## Provided data
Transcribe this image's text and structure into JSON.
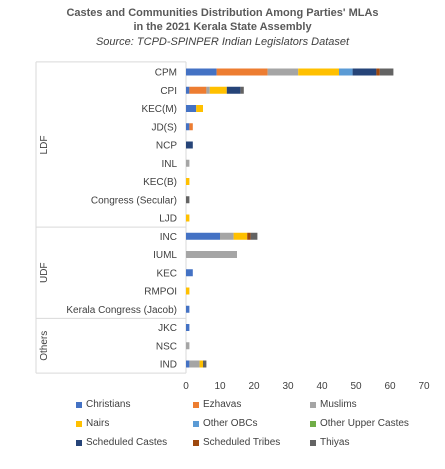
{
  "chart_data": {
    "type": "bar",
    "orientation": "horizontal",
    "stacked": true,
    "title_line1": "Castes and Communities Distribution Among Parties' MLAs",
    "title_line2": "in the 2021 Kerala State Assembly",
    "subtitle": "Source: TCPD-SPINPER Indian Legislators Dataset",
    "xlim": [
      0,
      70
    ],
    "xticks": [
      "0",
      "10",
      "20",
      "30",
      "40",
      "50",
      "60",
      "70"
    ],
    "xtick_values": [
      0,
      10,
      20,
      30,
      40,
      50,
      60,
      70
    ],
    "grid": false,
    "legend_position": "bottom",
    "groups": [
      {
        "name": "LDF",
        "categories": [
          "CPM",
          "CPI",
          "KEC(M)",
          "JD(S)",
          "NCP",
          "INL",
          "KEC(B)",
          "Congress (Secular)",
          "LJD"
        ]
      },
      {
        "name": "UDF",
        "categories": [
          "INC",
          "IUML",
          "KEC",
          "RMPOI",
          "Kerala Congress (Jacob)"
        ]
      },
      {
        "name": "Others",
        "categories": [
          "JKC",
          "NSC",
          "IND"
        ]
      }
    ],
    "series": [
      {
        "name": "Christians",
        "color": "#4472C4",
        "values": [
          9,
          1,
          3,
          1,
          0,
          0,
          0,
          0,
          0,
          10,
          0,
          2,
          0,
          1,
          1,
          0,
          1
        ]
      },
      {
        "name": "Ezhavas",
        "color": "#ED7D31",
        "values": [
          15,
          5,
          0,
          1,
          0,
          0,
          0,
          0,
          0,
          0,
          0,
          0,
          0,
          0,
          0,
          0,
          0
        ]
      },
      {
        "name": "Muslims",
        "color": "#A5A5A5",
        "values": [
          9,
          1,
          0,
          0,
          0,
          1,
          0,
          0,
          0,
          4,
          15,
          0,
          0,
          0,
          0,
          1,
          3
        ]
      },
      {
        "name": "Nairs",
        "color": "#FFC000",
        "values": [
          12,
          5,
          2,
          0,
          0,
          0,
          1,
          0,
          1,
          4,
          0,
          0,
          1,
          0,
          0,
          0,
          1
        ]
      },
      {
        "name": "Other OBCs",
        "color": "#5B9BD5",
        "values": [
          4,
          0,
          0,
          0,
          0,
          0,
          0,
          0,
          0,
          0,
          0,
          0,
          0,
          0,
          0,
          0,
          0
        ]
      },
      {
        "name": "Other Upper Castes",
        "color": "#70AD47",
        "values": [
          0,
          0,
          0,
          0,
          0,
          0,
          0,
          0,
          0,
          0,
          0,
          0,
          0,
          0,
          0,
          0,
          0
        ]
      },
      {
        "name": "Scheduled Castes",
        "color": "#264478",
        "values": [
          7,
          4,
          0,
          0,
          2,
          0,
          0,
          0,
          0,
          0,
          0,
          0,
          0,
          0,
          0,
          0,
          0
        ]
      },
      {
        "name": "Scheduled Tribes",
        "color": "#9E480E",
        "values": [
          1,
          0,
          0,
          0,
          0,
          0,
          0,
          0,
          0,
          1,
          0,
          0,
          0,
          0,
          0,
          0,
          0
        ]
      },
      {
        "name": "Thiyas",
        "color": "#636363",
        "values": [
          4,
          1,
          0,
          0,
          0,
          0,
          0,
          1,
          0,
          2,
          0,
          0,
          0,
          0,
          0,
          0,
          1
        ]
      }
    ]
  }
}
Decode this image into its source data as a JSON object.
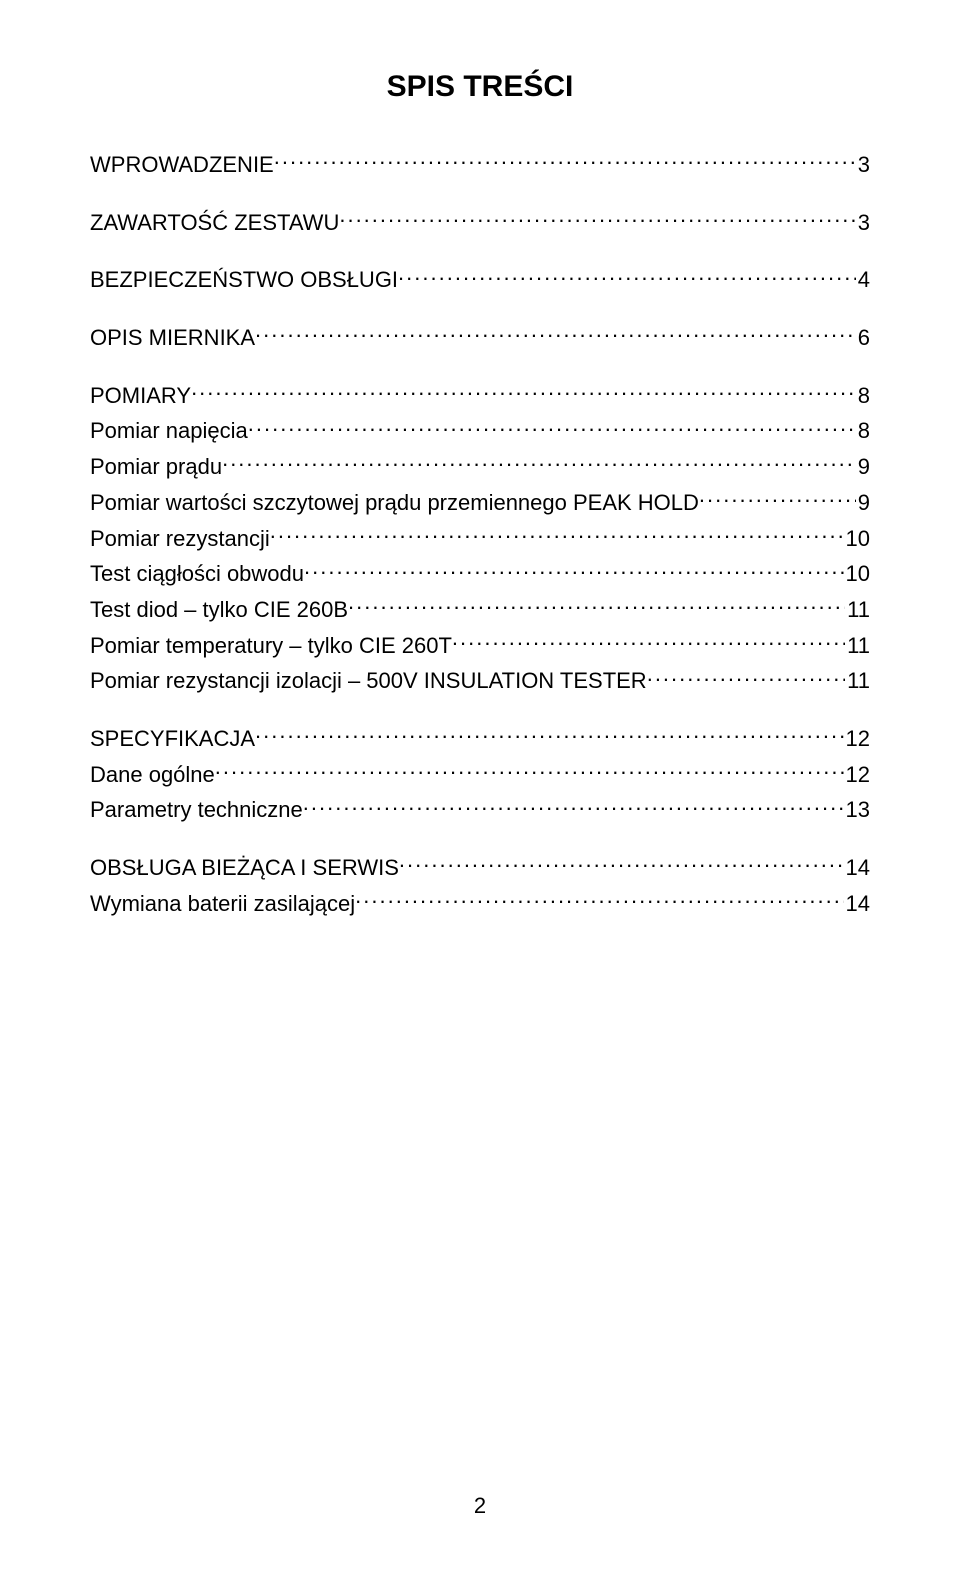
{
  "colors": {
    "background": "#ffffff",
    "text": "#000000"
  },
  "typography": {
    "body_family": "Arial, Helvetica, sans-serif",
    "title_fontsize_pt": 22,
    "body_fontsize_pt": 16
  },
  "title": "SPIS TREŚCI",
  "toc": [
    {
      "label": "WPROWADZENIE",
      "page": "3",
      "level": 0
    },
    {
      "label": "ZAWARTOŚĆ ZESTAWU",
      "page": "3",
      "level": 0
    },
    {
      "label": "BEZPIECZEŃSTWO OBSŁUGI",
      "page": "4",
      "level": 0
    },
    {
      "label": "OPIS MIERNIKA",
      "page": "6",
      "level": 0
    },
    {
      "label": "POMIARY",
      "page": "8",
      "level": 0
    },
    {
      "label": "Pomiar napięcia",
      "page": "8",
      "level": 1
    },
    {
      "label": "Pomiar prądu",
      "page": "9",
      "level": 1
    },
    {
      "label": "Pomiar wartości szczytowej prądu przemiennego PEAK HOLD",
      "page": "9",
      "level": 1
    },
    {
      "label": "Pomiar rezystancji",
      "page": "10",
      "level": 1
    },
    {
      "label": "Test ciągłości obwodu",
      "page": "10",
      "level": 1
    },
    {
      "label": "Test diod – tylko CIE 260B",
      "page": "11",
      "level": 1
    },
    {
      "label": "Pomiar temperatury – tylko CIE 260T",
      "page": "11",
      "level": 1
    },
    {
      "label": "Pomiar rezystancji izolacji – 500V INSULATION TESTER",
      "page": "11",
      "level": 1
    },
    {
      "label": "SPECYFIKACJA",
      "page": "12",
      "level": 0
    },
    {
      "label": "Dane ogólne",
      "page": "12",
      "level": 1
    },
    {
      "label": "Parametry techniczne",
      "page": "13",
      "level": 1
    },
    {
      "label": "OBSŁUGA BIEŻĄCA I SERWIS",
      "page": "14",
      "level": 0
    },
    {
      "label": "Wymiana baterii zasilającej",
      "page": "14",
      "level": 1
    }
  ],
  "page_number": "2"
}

## Problem details
Across the records, count the lines holding the string "Kerala". Give the number and stop.

## In response
2